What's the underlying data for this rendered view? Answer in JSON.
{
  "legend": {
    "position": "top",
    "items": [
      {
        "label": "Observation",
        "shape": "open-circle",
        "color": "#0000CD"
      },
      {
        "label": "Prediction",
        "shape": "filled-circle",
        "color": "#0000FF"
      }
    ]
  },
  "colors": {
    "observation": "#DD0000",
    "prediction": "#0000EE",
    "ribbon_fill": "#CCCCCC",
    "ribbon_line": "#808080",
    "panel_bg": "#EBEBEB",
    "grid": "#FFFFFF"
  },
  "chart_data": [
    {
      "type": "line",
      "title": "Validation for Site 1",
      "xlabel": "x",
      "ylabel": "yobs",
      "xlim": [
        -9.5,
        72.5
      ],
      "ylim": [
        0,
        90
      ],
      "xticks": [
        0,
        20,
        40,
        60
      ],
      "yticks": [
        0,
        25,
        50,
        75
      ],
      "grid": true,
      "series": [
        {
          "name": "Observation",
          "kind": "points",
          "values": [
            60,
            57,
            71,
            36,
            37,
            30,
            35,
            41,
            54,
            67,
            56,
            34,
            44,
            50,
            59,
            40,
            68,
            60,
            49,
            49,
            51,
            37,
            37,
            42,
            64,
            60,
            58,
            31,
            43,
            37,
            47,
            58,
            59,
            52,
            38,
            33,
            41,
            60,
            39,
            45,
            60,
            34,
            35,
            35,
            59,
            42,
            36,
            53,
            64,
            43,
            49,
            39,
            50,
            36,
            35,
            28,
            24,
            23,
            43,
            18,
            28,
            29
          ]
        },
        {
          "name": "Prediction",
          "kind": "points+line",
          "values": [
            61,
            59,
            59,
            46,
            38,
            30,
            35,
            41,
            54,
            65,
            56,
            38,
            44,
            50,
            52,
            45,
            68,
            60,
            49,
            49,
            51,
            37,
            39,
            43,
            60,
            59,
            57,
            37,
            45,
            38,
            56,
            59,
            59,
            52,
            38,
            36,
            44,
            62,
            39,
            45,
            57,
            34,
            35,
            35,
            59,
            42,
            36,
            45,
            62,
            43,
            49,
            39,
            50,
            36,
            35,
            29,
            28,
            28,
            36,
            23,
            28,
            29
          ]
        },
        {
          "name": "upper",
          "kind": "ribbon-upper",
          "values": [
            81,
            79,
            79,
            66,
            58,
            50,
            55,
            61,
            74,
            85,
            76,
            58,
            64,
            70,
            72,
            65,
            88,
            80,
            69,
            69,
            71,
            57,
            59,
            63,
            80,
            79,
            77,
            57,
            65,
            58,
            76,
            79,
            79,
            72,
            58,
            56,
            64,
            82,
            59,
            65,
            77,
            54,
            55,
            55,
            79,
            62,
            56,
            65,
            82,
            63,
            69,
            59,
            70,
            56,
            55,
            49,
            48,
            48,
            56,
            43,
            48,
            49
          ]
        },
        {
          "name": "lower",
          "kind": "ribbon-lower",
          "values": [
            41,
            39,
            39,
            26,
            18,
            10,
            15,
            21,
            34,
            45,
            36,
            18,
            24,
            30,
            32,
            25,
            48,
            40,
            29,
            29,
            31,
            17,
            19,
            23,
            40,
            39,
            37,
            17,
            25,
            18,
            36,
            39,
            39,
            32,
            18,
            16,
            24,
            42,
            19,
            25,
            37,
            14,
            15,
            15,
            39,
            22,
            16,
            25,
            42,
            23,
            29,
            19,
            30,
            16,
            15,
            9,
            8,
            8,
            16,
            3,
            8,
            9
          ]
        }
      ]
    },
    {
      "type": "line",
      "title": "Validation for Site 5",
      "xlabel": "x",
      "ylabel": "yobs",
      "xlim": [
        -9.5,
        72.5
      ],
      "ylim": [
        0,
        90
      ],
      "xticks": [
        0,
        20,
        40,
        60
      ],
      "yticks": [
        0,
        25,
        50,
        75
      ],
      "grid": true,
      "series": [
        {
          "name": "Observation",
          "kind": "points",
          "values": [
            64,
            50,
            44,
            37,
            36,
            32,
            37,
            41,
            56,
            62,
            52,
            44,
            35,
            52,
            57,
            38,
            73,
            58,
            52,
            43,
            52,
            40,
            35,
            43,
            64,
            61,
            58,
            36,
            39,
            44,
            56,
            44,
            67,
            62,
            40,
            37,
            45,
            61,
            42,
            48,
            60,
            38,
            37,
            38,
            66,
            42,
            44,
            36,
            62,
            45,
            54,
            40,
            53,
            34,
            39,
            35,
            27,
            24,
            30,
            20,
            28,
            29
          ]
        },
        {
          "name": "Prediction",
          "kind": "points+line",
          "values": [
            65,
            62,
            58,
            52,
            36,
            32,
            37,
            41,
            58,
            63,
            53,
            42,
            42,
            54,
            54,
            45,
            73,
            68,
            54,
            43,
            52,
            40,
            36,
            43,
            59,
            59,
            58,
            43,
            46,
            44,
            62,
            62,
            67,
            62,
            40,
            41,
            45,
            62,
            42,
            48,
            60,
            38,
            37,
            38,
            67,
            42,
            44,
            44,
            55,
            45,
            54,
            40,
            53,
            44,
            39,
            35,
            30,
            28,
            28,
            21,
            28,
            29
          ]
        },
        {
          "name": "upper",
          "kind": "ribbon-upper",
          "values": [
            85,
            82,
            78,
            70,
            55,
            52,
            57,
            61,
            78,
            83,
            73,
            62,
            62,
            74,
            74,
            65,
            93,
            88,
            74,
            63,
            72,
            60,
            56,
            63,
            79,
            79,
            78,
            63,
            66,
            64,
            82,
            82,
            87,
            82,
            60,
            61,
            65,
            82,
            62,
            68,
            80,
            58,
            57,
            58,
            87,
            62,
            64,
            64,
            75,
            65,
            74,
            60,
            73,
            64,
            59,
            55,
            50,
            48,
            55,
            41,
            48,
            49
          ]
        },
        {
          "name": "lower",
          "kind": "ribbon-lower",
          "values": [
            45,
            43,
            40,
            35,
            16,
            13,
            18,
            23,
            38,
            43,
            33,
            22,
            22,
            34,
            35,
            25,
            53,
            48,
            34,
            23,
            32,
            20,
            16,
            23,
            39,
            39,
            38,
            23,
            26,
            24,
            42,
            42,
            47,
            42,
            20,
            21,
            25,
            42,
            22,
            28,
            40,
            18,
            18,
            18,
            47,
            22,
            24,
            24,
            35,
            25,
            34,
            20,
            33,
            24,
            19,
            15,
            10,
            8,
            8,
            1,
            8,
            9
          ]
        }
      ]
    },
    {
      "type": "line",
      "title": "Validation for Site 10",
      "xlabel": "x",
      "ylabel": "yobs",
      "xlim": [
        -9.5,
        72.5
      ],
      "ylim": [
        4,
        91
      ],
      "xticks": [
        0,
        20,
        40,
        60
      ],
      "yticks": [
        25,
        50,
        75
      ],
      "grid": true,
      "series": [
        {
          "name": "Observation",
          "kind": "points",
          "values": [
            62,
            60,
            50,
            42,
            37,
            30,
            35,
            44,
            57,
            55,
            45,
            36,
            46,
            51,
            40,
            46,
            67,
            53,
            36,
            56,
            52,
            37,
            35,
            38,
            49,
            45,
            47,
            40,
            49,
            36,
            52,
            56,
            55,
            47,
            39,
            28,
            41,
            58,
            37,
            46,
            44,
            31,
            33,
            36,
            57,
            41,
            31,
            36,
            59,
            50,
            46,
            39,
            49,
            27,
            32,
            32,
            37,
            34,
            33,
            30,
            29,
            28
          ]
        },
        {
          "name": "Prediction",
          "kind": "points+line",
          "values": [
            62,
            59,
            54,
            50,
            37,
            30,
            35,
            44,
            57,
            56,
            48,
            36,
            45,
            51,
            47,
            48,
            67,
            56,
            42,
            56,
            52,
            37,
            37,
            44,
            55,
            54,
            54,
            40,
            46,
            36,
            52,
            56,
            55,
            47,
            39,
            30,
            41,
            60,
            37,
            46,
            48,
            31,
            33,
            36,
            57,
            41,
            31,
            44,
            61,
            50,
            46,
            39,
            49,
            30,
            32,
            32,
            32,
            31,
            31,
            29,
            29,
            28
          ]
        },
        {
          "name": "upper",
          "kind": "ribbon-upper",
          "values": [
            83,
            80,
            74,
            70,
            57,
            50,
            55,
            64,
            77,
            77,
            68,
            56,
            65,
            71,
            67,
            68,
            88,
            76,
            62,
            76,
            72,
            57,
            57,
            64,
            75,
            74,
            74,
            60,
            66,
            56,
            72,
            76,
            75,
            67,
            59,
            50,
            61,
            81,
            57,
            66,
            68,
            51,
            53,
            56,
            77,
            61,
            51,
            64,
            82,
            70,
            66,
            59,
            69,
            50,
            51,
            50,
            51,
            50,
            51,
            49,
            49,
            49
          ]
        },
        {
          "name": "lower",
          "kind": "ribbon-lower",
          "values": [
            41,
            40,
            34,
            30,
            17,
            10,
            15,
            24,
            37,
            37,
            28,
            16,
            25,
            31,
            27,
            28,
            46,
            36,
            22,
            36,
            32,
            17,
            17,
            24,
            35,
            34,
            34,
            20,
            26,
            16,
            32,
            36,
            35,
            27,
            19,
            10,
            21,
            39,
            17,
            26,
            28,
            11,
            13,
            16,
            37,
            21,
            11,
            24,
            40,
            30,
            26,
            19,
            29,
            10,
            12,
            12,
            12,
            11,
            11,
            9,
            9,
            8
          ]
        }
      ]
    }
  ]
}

──────────────────────────────

- WRITTEN EXERCISE
Look through the material and copy each line that has "Validation".

- RESPONSE FOR THIS EXERCISE
      "title": "Validation for Site 1",
      "title": "Validation for Site 5",
      "title": "Validation for Site 10",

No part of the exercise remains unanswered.